◆ Excerpt:
To prepare our data for collaborative filtering, we need to convert categorical identifiers like **`userId`** and **`movieId`** into integer indices that can be passed into embedding layers.

We use `LabelEncoder` from `sklearn` for this purpose:

- **`userId`** → becomes a user index
- **`movieId`** → becomes a movie index

These integer labels are later used by `nn.Embedding` layers in the model.

> ⚠️ **Note:**  
We can safely apply this encoding **before splitting** the data into train/val/test sets. This is because:
- The IDs are **categorical**, not **learnable features**
- The model doesn't "learn" from the IDs themselves — it just uses them as **indices** to look up learned embeddings
- There's no data leakage, since we're not leaking any information about the rating values or user behavior — just mapping IDs to indices

This step ensures a consistent indexing scheme across the dataset and simplifies model training.

◆ Given data:

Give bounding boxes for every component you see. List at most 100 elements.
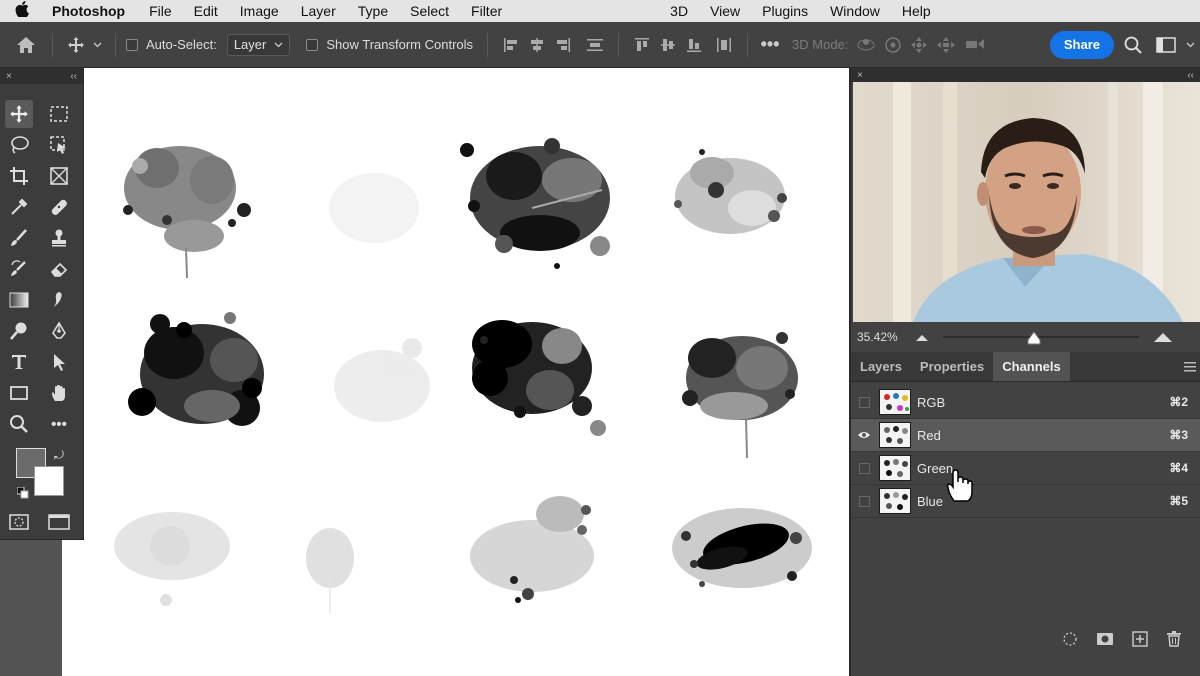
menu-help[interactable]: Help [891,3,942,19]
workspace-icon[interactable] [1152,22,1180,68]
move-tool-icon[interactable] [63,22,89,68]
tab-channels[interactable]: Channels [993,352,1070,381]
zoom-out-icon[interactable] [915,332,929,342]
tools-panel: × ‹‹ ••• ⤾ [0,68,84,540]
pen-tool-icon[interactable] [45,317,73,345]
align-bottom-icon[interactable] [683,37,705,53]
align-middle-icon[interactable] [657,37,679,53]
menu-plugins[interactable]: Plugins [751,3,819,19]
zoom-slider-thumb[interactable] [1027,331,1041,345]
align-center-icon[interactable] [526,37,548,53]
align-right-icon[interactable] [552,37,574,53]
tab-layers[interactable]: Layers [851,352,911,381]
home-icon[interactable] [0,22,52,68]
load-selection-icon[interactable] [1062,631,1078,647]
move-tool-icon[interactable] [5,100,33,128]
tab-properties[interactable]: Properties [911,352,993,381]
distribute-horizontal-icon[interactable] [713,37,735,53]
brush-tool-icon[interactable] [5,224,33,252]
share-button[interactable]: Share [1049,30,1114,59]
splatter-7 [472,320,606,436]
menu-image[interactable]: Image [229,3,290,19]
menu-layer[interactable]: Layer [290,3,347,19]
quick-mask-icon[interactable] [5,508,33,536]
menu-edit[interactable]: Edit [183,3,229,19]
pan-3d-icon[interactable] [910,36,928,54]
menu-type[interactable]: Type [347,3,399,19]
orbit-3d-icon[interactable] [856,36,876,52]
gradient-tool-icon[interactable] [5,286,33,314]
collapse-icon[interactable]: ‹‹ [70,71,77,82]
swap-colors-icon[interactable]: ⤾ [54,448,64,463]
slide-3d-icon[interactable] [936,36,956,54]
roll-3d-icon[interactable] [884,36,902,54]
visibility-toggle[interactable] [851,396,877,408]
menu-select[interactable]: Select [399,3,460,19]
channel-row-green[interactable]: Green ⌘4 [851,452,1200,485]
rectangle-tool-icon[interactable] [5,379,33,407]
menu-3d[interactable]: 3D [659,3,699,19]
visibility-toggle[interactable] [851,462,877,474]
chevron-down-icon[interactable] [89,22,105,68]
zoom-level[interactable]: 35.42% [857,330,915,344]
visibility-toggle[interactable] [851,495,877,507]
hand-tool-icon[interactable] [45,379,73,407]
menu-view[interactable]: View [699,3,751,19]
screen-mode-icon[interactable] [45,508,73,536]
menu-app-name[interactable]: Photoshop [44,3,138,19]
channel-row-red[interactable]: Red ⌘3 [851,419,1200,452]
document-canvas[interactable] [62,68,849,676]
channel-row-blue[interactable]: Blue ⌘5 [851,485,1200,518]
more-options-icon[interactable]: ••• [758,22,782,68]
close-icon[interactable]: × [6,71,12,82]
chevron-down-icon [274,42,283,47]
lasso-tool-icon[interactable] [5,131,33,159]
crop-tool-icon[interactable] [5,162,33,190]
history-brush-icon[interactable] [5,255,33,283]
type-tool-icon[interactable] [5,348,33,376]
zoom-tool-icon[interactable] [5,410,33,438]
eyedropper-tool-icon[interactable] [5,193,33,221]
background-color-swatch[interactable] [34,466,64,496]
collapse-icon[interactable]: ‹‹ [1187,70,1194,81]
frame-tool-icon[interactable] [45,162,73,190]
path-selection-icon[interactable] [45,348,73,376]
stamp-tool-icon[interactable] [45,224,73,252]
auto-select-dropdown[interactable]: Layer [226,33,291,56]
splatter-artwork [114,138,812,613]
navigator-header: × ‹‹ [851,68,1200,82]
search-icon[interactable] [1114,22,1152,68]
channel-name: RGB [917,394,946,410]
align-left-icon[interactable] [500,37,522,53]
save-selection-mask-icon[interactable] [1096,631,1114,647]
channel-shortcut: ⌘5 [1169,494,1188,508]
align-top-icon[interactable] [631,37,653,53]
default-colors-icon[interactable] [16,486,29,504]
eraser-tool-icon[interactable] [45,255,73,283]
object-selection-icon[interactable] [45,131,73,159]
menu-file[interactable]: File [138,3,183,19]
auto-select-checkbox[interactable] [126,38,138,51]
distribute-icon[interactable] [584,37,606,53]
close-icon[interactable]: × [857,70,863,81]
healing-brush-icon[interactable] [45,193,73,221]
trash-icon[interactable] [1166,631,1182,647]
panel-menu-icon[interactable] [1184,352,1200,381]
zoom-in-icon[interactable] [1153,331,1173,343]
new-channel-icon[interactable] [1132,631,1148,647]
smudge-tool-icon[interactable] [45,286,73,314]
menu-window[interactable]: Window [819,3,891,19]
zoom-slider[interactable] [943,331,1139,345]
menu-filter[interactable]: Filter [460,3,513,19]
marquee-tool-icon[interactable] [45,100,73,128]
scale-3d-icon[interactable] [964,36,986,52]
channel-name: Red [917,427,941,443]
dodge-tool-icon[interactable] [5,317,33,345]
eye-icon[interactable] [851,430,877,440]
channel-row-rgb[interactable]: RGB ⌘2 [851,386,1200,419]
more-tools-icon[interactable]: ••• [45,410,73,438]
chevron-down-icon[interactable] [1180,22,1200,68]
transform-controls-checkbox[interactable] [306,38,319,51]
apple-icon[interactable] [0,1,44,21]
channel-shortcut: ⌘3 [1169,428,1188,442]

◆ To do:
**a)** Please reproduce the passage on encoding user and movie IDs word for word, from "To prepare our" up to and including "into embedding layers.".
**b)** Pick up the passage on encoding user and movie IDs where it stops and keep writing.
None of the rows matter here.

◆ Responses in order:
**a)**
To prepare our data for collaborative filtering, we need to convert categorical identifiers like **`userId`** and **`movieId`** into integer indices that can be passed into embedding layers.

**b)**
In [62]:
from sklearn.preprocessing import LabelEncoder

user_encoder = LabelEncoder()
movie_encoder = LabelEncoder()

# Apply to the WHOLE dataset BEFORE any split
df_final['user'] = user_encoder.fit_transform(df_final['userId'])
df_final['movie'] = movie_encoder.fit_transform(df_final['movieId'])

In [63]:
df_final.shape

(101541, 14)

df_final is very large, we get only 5% of it.

In [64]:
df_final = df_final.groupby('movie', group_keys = False).sample(frac = 0.5, random_state = 42)

In [65]:
df_final.shape

(50731, 14)

### 🧠 Create Semantic Embeddings

To enrich our model with **content-based information**, we embed high-level textual features using a **pre-trained SentenceTransformer** model.

We generate embeddings for the following fields:
- 🎬 **Genres**
- #️⃣ **Tags**
- 🎥 **DirectedBy**
- 👥 **Starring (Cast)**

These embeddings are created using models like `all-MiniLM-L6-v2` from [SentenceTransformers](https://www.sbert.net/), which are trained to capture semantic similarity between phrases.

---

🧊 **Why It's Safe to Embed *Before* Splitting**

> 💡 Unlike neural network layers that are trained during model fitting, **SentenceTransformer models are frozen** — they don't update weights based on your dataset.

- ✅ **No data leakage** occurs since we're not learning from the data itself.
- ✅ Embeddings are generated purely based on **pre-trained language knowledge**, not on labels (like ratings).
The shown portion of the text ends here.